Later on, Buchholz & Rathbun identified an infinite family of Heronian triangles with 2 integer medians (comprising 4 of the 6 triangles above). The next two primitive triangles in such family have areas 8548588738240320 and 17293367819066194215360. - Giovanni Resta, Apr 05 2017
The areas of non-primitive triangles are of the form {1680*k^2}, {221760*k^2}, {8168160*k^2}, {95726400*k^2}, {302793120*k^2}, ...
Using Heron's formula for the area A of a triangle with sides (a, b, c), the existence of a triangle with three rational medians and integer (or rational) area implies a solution of the Diophantine system:
4x^2 = 2a^2 + 2b^2 - c^2
4y^2 = 2a^2 + 2c^2 - b^2
4z^2 = 2b^2 + 2c^2 - a^2
A^2 = s(s-a)(s-b)(s-c)
where s = (a+b+c)/2 is the semiperimeter and x, y, z the medians.

◆ **DATA LISTING**
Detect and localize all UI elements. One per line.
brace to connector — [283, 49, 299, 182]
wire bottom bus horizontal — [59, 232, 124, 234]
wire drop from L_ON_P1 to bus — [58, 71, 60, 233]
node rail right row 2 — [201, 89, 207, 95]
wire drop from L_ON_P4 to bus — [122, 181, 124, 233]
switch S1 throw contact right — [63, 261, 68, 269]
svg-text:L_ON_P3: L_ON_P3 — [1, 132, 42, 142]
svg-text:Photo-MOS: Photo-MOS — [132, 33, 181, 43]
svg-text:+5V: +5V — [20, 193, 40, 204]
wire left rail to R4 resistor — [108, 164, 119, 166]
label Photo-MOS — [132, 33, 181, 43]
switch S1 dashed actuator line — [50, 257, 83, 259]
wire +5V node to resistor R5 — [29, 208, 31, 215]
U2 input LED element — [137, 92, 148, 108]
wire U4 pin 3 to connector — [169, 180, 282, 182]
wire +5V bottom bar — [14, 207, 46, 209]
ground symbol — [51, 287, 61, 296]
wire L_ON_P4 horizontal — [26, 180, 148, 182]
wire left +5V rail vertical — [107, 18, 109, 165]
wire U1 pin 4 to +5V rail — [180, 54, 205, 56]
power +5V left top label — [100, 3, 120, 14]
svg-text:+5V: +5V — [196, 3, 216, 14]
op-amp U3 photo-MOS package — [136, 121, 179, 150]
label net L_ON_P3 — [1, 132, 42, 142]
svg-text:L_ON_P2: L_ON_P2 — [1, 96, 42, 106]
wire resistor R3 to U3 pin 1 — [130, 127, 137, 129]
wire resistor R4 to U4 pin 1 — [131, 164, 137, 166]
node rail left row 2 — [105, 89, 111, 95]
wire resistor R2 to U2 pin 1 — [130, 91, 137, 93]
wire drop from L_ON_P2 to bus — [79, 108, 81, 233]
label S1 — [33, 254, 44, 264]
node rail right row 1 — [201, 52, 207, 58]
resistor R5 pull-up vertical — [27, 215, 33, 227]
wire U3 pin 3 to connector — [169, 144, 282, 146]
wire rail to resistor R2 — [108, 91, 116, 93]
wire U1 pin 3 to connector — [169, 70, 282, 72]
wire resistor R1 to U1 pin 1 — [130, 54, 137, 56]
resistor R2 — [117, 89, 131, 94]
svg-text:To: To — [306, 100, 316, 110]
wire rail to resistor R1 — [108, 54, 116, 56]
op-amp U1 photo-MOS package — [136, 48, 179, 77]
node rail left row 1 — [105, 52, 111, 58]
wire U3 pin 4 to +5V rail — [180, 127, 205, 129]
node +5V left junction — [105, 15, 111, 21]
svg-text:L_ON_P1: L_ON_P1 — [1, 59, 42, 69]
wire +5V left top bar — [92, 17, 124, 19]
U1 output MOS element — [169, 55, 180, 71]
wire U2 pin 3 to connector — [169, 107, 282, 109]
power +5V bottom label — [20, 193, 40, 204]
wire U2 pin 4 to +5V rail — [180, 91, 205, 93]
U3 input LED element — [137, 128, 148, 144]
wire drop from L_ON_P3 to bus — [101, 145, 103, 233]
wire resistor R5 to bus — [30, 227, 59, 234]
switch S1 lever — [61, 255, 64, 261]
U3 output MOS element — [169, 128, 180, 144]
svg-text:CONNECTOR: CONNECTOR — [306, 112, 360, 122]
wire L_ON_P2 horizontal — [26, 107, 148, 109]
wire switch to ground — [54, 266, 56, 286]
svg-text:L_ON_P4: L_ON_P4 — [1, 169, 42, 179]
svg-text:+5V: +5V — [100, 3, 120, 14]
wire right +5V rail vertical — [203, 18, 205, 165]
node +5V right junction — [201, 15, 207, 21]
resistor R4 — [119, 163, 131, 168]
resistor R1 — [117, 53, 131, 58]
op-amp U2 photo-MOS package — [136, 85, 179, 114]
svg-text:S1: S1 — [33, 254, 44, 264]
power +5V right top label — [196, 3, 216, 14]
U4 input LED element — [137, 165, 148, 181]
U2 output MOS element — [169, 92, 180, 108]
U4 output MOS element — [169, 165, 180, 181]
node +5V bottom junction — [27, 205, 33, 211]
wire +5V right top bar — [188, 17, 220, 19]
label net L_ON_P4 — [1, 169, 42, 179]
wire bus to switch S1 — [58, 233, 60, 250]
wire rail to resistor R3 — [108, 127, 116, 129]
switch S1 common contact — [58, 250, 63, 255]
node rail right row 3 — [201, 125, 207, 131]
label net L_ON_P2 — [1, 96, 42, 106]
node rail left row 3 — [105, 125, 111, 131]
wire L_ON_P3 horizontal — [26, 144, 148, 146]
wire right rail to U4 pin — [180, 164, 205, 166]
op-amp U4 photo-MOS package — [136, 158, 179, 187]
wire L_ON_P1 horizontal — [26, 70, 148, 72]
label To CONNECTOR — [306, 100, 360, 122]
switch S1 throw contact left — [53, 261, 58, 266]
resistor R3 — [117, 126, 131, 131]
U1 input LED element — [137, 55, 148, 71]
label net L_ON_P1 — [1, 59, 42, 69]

◆ **TO DO**
Please answer these from the Heronian triangles excerpt:
(a) Who identified an infinite family of Heronian triangles with 2 integer medians?
(b) What is the first form listed for the areas of non-primitive triangles?
(c) What does s denote in the Diophantine system?

◆ **TASK SOLUTION**
(a) Buchholz & Rathbun
(b) {1680*k^2}
(c) The semiperimeter, s = (a+b+c)/2